:: What you will do ::
Each entry below should be returned exactly as is, with the pictures removed.

Source data:
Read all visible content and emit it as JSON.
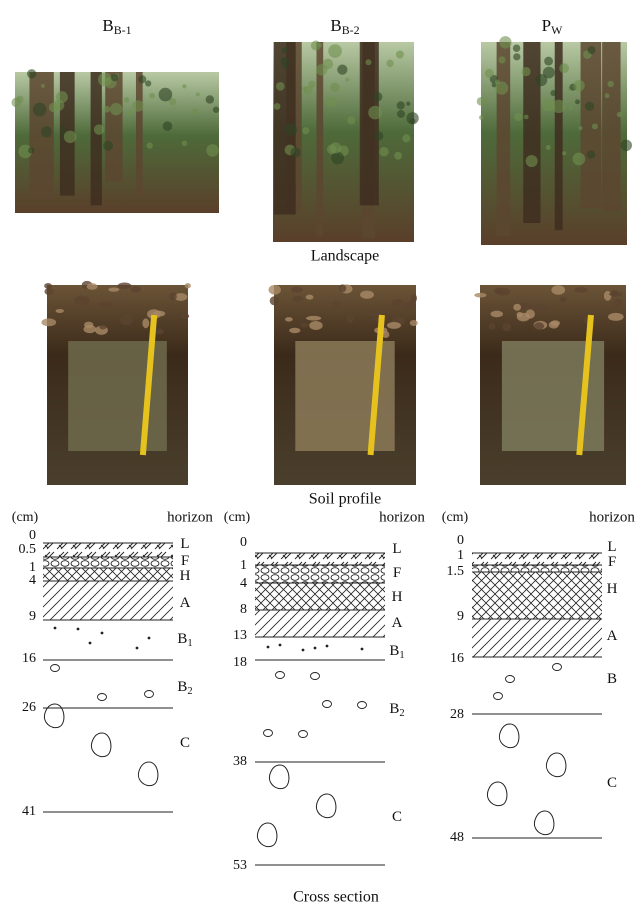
{
  "columns": [
    {
      "main": "B",
      "sub": "B-1"
    },
    {
      "main": "B",
      "sub": "B-2"
    },
    {
      "main": "P",
      "sub": "W"
    }
  ],
  "captions": {
    "landscape": "Landscape",
    "soil_profile": "Soil profile",
    "cross_section": "Cross section"
  },
  "cross_sections": [
    {
      "unit": "(cm)",
      "horizon_header": "horizon",
      "depths": [
        "0",
        "0.5",
        "1",
        "4",
        "9",
        "16",
        "26",
        "41"
      ],
      "horizons": [
        {
          "main": "L"
        },
        {
          "main": "F"
        },
        {
          "main": "H"
        },
        {
          "main": "A"
        },
        {
          "main": "B",
          "sub": "1"
        },
        {
          "main": "B",
          "sub": "2"
        },
        {
          "main": "C"
        }
      ]
    },
    {
      "unit": "(cm)",
      "horizon_header": "horizon",
      "depths": [
        "0",
        "1",
        "4",
        "8",
        "13",
        "18",
        "38",
        "53"
      ],
      "horizons": [
        {
          "main": "L"
        },
        {
          "main": "F"
        },
        {
          "main": "H"
        },
        {
          "main": "A"
        },
        {
          "main": "B",
          "sub": "1"
        },
        {
          "main": "B",
          "sub": "2"
        },
        {
          "main": "C"
        }
      ]
    },
    {
      "unit": "(cm)",
      "horizon_header": "horizon",
      "depths": [
        "0",
        "1",
        "1.5",
        "9",
        "16",
        "28",
        "48"
      ],
      "horizons": [
        {
          "main": "L"
        },
        {
          "main": "F"
        },
        {
          "main": "H"
        },
        {
          "main": "A"
        },
        {
          "main": "B"
        },
        {
          "main": "C"
        }
      ]
    }
  ]
}
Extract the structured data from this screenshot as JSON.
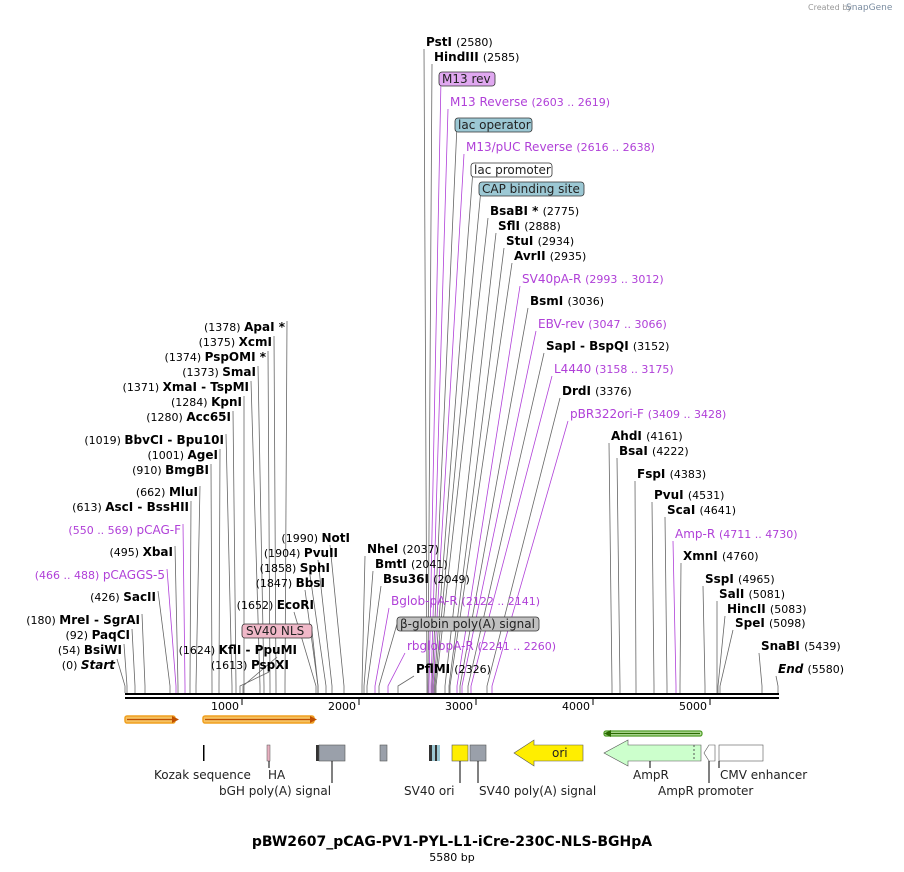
{
  "credit": {
    "prefix": "Created by",
    "brand": "SnapGene"
  },
  "title": "pBW2607_pCAG-PV1-PYL-L1-iCre-230C-NLS-BGHpA",
  "length_label": "5580 bp",
  "ruler": {
    "ticks": [
      "1000",
      "2000",
      "3000",
      "4000",
      "5000"
    ]
  },
  "left_sites": [
    {
      "name": "ApaI *",
      "pos": "(1378)"
    },
    {
      "name": "XcmI",
      "pos": "(1375)"
    },
    {
      "name": "PspOMI *",
      "pos": "(1374)"
    },
    {
      "name": "SmaI",
      "pos": "(1373)"
    },
    {
      "name": "XmaI  -  TspMI",
      "pos": "(1371)"
    },
    {
      "name": "KpnI",
      "pos": "(1284)"
    },
    {
      "name": "Acc65I",
      "pos": "(1280)"
    },
    {
      "name": "BbvCI  -  Bpu10I",
      "pos": "(1019)"
    },
    {
      "name": "AgeI",
      "pos": "(1001)"
    },
    {
      "name": "BmgBI",
      "pos": "(910)"
    },
    {
      "name": "MluI",
      "pos": "(662)"
    },
    {
      "name": "AscI  -  BssHII",
      "pos": "(613)"
    },
    {
      "name": "pCAG-F",
      "pos": "(550 .. 569)",
      "primer": true
    },
    {
      "name": "XbaI",
      "pos": "(495)"
    },
    {
      "name": "pCAGGS-5",
      "pos": "(466 .. 488)",
      "primer": true
    },
    {
      "name": "SacII",
      "pos": "(426)"
    },
    {
      "name": "MreI  -  SgrAI",
      "pos": "(180)"
    },
    {
      "name": "PaqCI",
      "pos": "(92)"
    },
    {
      "name": "BsiWI",
      "pos": "(54)"
    },
    {
      "name": "Start",
      "pos": "(0)",
      "italic": true
    }
  ],
  "mid_left_sites": [
    {
      "name": "NotI",
      "pos": "(1990)"
    },
    {
      "name": "PvuII",
      "pos": "(1904)"
    },
    {
      "name": "SphI",
      "pos": "(1858)"
    },
    {
      "name": "BbsI",
      "pos": "(1847)"
    },
    {
      "name": "EcoRI",
      "pos": "(1652)"
    },
    {
      "name": "KflI  -  PpuMI",
      "pos": "(1624)"
    },
    {
      "name": "PspXI",
      "pos": "(1613)"
    }
  ],
  "sv40_nls_label": "SV40 NLS",
  "mid_sites": [
    {
      "name": "NheI",
      "pos": "(2037)"
    },
    {
      "name": "BmtI",
      "pos": "(2041)"
    },
    {
      "name": "Bsu36I",
      "pos": "(2049)"
    },
    {
      "name": "Bglob-pA-R",
      "pos": "(2122 .. 2141)",
      "primer": true
    },
    {
      "name": "rbglobpA-R",
      "pos": "(2241 .. 2260)",
      "primer": true
    },
    {
      "name": "PflMI",
      "pos": "(2326)"
    }
  ],
  "globin_label": "β-globin poly(A) signal",
  "top_sites": [
    {
      "name": "PstI",
      "pos": "(2580)"
    },
    {
      "name": "HindIII",
      "pos": "(2585)"
    },
    {
      "name": "M13 Reverse",
      "pos": "(2603 .. 2619)",
      "primer": true
    },
    {
      "name": "M13/pUC Reverse",
      "pos": "(2616 .. 2638)",
      "primer": true
    },
    {
      "name": "BsaBI *",
      "pos": "(2775)"
    },
    {
      "name": "SflI",
      "pos": "(2888)"
    },
    {
      "name": "StuI",
      "pos": "(2934)"
    },
    {
      "name": "AvrII",
      "pos": "(2935)"
    },
    {
      "name": "SV40pA-R",
      "pos": "(2993 .. 3012)",
      "primer": true
    },
    {
      "name": "BsmI",
      "pos": "(3036)"
    },
    {
      "name": "EBV-rev",
      "pos": "(3047 .. 3066)",
      "primer": true
    },
    {
      "name": "SapI  -  BspQI",
      "pos": "(3152)"
    },
    {
      "name": "L4440",
      "pos": "(3158 .. 3175)",
      "primer": true
    },
    {
      "name": "DrdI",
      "pos": "(3376)"
    },
    {
      "name": "pBR322ori-F",
      "pos": "(3409 .. 3428)",
      "primer": true
    }
  ],
  "top_features": [
    "M13 rev",
    "lac operator",
    "lac promoter",
    "CAP binding site"
  ],
  "right_sites": [
    {
      "name": "AhdI",
      "pos": "(4161)"
    },
    {
      "name": "BsaI",
      "pos": "(4222)"
    },
    {
      "name": "FspI",
      "pos": "(4383)"
    },
    {
      "name": "PvuI",
      "pos": "(4531)"
    },
    {
      "name": "ScaI",
      "pos": "(4641)"
    },
    {
      "name": "Amp-R",
      "pos": "(4711 .. 4730)",
      "primer": true
    },
    {
      "name": "XmnI",
      "pos": "(4760)"
    },
    {
      "name": "SspI",
      "pos": "(4965)"
    },
    {
      "name": "SalI",
      "pos": "(5081)"
    },
    {
      "name": "HincII",
      "pos": "(5083)"
    },
    {
      "name": "SpeI",
      "pos": "(5098)"
    },
    {
      "name": "SnaBI",
      "pos": "(5439)"
    },
    {
      "name": "End",
      "pos": "(5580)",
      "italic": true
    }
  ],
  "feature_labels": {
    "kozak": "Kozak sequence",
    "ha": "HA",
    "bgh": "bGH poly(A) signal",
    "sv40ori": "SV40 ori",
    "sv40pa": "SV40 poly(A) signal",
    "ori": "ori",
    "ampr": "AmpR",
    "ampr_promoter": "AmpR promoter",
    "cmv": "CMV enhancer"
  },
  "colors": {
    "primer": "#b040d8",
    "orange": "#f0a020",
    "green": "#4a9a20",
    "ori_yellow": "#ffee00",
    "ampr_green": "#ccffcc",
    "gray_box": "#9aa0aa",
    "lac_blue": "#9cc8d4",
    "m13_purple": "#e0a8f0",
    "nls_pink": "#f0b8c8",
    "globin_gray": "#c0c0c0"
  }
}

:: Written response ::
Read all visible content and emit it as JSON.
{
  "columns": [
    {
      "main": "B",
      "sub": "B-1"
    },
    {
      "main": "B",
      "sub": "B-2"
    },
    {
      "main": "P",
      "sub": "W"
    }
  ],
  "captions": {
    "landscape": "Landscape",
    "soil_profile": "Soil profile",
    "cross_section": "Cross section"
  },
  "cross_sections": [
    {
      "unit": "(cm)",
      "horizon_header": "horizon",
      "depths": [
        "0",
        "0.5",
        "1",
        "4",
        "9",
        "16",
        "26",
        "41"
      ],
      "horizons": [
        {
          "main": "L"
        },
        {
          "main": "F"
        },
        {
          "main": "H"
        },
        {
          "main": "A"
        },
        {
          "main": "B",
          "sub": "1"
        },
        {
          "main": "B",
          "sub": "2"
        },
        {
          "main": "C"
        }
      ]
    },
    {
      "unit": "(cm)",
      "horizon_header": "horizon",
      "depths": [
        "0",
        "1",
        "4",
        "8",
        "13",
        "18",
        "38",
        "53"
      ],
      "horizons": [
        {
          "main": "L"
        },
        {
          "main": "F"
        },
        {
          "main": "H"
        },
        {
          "main": "A"
        },
        {
          "main": "B",
          "sub": "1"
        },
        {
          "main": "B",
          "sub": "2"
        },
        {
          "main": "C"
        }
      ]
    },
    {
      "unit": "(cm)",
      "horizon_header": "horizon",
      "depths": [
        "0",
        "1",
        "1.5",
        "9",
        "16",
        "28",
        "48"
      ],
      "horizons": [
        {
          "main": "L"
        },
        {
          "main": "F"
        },
        {
          "main": "H"
        },
        {
          "main": "A"
        },
        {
          "main": "B"
        },
        {
          "main": "C"
        }
      ]
    }
  ]
}
Extract the structured data from this screenshot as JSON.
{
  "credit": {
    "prefix": "Created by",
    "brand": "SnapGene"
  },
  "title": "pBW2607_pCAG-PV1-PYL-L1-iCre-230C-NLS-BGHpA",
  "length_label": "5580 bp",
  "ruler": {
    "ticks": [
      "1000",
      "2000",
      "3000",
      "4000",
      "5000"
    ]
  },
  "left_sites": [
    {
      "name": "ApaI *",
      "pos": "(1378)"
    },
    {
      "name": "XcmI",
      "pos": "(1375)"
    },
    {
      "name": "PspOMI *",
      "pos": "(1374)"
    },
    {
      "name": "SmaI",
      "pos": "(1373)"
    },
    {
      "name": "XmaI  -  TspMI",
      "pos": "(1371)"
    },
    {
      "name": "KpnI",
      "pos": "(1284)"
    },
    {
      "name": "Acc65I",
      "pos": "(1280)"
    },
    {
      "name": "BbvCI  -  Bpu10I",
      "pos": "(1019)"
    },
    {
      "name": "AgeI",
      "pos": "(1001)"
    },
    {
      "name": "BmgBI",
      "pos": "(910)"
    },
    {
      "name": "MluI",
      "pos": "(662)"
    },
    {
      "name": "AscI  -  BssHII",
      "pos": "(613)"
    },
    {
      "name": "pCAG-F",
      "pos": "(550 .. 569)",
      "primer": true
    },
    {
      "name": "XbaI",
      "pos": "(495)"
    },
    {
      "name": "pCAGGS-5",
      "pos": "(466 .. 488)",
      "primer": true
    },
    {
      "name": "SacII",
      "pos": "(426)"
    },
    {
      "name": "MreI  -  SgrAI",
      "pos": "(180)"
    },
    {
      "name": "PaqCI",
      "pos": "(92)"
    },
    {
      "name": "BsiWI",
      "pos": "(54)"
    },
    {
      "name": "Start",
      "pos": "(0)",
      "italic": true
    }
  ],
  "mid_left_sites": [
    {
      "name": "NotI",
      "pos": "(1990)"
    },
    {
      "name": "PvuII",
      "pos": "(1904)"
    },
    {
      "name": "SphI",
      "pos": "(1858)"
    },
    {
      "name": "BbsI",
      "pos": "(1847)"
    },
    {
      "name": "EcoRI",
      "pos": "(1652)"
    },
    {
      "name": "KflI  -  PpuMI",
      "pos": "(1624)"
    },
    {
      "name": "PspXI",
      "pos": "(1613)"
    }
  ],
  "sv40_nls_label": "SV40 NLS",
  "mid_sites": [
    {
      "name": "NheI",
      "pos": "(2037)"
    },
    {
      "name": "BmtI",
      "pos": "(2041)"
    },
    {
      "name": "Bsu36I",
      "pos": "(2049)"
    },
    {
      "name": "Bglob-pA-R",
      "pos": "(2122 .. 2141)",
      "primer": true
    },
    {
      "name": "rbglobpA-R",
      "pos": "(2241 .. 2260)",
      "primer": true
    },
    {
      "name": "PflMI",
      "pos": "(2326)"
    }
  ],
  "globin_label": "β-globin poly(A) signal",
  "top_sites": [
    {
      "name": "PstI",
      "pos": "(2580)"
    },
    {
      "name": "HindIII",
      "pos": "(2585)"
    },
    {
      "name": "M13 Reverse",
      "pos": "(2603 .. 2619)",
      "primer": true
    },
    {
      "name": "M13/pUC Reverse",
      "pos": "(2616 .. 2638)",
      "primer": true
    },
    {
      "name": "BsaBI *",
      "pos": "(2775)"
    },
    {
      "name": "SflI",
      "pos": "(2888)"
    },
    {
      "name": "StuI",
      "pos": "(2934)"
    },
    {
      "name": "AvrII",
      "pos": "(2935)"
    },
    {
      "name": "SV40pA-R",
      "pos": "(2993 .. 3012)",
      "primer": true
    },
    {
      "name": "BsmI",
      "pos": "(3036)"
    },
    {
      "name": "EBV-rev",
      "pos": "(3047 .. 3066)",
      "primer": true
    },
    {
      "name": "SapI  -  BspQI",
      "pos": "(3152)"
    },
    {
      "name": "L4440",
      "pos": "(3158 .. 3175)",
      "primer": true
    },
    {
      "name": "DrdI",
      "pos": "(3376)"
    },
    {
      "name": "pBR322ori-F",
      "pos": "(3409 .. 3428)",
      "primer": true
    }
  ],
  "top_features": [
    "M13 rev",
    "lac operator",
    "lac promoter",
    "CAP binding site"
  ],
  "right_sites": [
    {
      "name": "AhdI",
      "pos": "(4161)"
    },
    {
      "name": "BsaI",
      "pos": "(4222)"
    },
    {
      "name": "FspI",
      "pos": "(4383)"
    },
    {
      "name": "PvuI",
      "pos": "(4531)"
    },
    {
      "name": "ScaI",
      "pos": "(4641)"
    },
    {
      "name": "Amp-R",
      "pos": "(4711 .. 4730)",
      "primer": true
    },
    {
      "name": "XmnI",
      "pos": "(4760)"
    },
    {
      "name": "SspI",
      "pos": "(4965)"
    },
    {
      "name": "SalI",
      "pos": "(5081)"
    },
    {
      "name": "HincII",
      "pos": "(5083)"
    },
    {
      "name": "SpeI",
      "pos": "(5098)"
    },
    {
      "name": "SnaBI",
      "pos": "(5439)"
    },
    {
      "name": "End",
      "pos": "(5580)",
      "italic": true
    }
  ],
  "feature_labels": {
    "kozak": "Kozak sequence",
    "ha": "HA",
    "bgh": "bGH poly(A) signal",
    "sv40ori": "SV40 ori",
    "sv40pa": "SV40 poly(A) signal",
    "ori": "ori",
    "ampr": "AmpR",
    "ampr_promoter": "AmpR promoter",
    "cmv": "CMV enhancer"
  },
  "colors": {
    "primer": "#b040d8",
    "orange": "#f0a020",
    "green": "#4a9a20",
    "ori_yellow": "#ffee00",
    "ampr_green": "#ccffcc",
    "gray_box": "#9aa0aa",
    "lac_blue": "#9cc8d4",
    "m13_purple": "#e0a8f0",
    "nls_pink": "#f0b8c8",
    "globin_gray": "#c0c0c0"
  }
}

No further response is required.